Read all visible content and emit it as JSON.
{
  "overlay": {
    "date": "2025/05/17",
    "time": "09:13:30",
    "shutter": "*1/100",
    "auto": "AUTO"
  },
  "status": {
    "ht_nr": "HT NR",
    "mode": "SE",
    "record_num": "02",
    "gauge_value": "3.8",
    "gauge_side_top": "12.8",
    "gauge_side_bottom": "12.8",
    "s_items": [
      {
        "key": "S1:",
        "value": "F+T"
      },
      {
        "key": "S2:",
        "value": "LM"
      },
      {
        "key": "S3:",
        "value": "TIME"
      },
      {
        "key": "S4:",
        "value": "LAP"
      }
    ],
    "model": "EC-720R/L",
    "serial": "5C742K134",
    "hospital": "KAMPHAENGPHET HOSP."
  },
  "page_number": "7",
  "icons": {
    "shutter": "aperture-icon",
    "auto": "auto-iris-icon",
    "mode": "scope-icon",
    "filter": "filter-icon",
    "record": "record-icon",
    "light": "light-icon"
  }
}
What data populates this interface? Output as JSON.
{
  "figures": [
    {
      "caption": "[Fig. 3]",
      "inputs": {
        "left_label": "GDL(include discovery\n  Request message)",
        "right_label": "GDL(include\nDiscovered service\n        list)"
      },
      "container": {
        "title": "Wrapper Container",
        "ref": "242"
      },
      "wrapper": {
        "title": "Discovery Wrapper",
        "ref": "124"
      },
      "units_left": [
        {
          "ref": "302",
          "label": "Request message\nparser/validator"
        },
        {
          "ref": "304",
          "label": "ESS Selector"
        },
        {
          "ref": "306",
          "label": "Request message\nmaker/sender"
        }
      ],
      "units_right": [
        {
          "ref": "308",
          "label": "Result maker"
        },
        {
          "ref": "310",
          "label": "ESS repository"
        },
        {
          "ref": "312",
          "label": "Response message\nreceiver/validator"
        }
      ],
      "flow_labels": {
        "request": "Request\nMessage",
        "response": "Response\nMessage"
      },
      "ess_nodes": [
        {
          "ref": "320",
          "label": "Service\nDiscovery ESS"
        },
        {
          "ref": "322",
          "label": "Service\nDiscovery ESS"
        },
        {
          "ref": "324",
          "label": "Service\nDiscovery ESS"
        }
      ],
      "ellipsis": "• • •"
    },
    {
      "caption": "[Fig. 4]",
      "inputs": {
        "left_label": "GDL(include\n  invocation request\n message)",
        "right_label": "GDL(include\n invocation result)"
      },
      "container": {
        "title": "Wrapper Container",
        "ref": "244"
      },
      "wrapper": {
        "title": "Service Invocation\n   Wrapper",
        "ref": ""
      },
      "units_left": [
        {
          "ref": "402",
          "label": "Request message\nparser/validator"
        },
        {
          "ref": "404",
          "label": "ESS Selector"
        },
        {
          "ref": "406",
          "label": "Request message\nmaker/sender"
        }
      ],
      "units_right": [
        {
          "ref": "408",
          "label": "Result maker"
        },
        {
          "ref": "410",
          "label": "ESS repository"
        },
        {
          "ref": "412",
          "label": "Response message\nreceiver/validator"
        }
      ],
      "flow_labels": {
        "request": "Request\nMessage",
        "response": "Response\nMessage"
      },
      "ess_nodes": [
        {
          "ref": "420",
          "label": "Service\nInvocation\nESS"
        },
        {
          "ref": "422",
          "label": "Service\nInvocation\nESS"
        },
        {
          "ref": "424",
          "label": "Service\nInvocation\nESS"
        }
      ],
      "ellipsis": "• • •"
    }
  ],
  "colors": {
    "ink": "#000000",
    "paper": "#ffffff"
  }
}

----

# [Exercise prompt]
Find the word "title" and list each line it appears in.

# [Solution]
        "title": "Wrapper Container",
        "title": "Discovery Wrapper",
        "title": "Wrapper Container",
        "title": "Service Invocation\n   Wrapper",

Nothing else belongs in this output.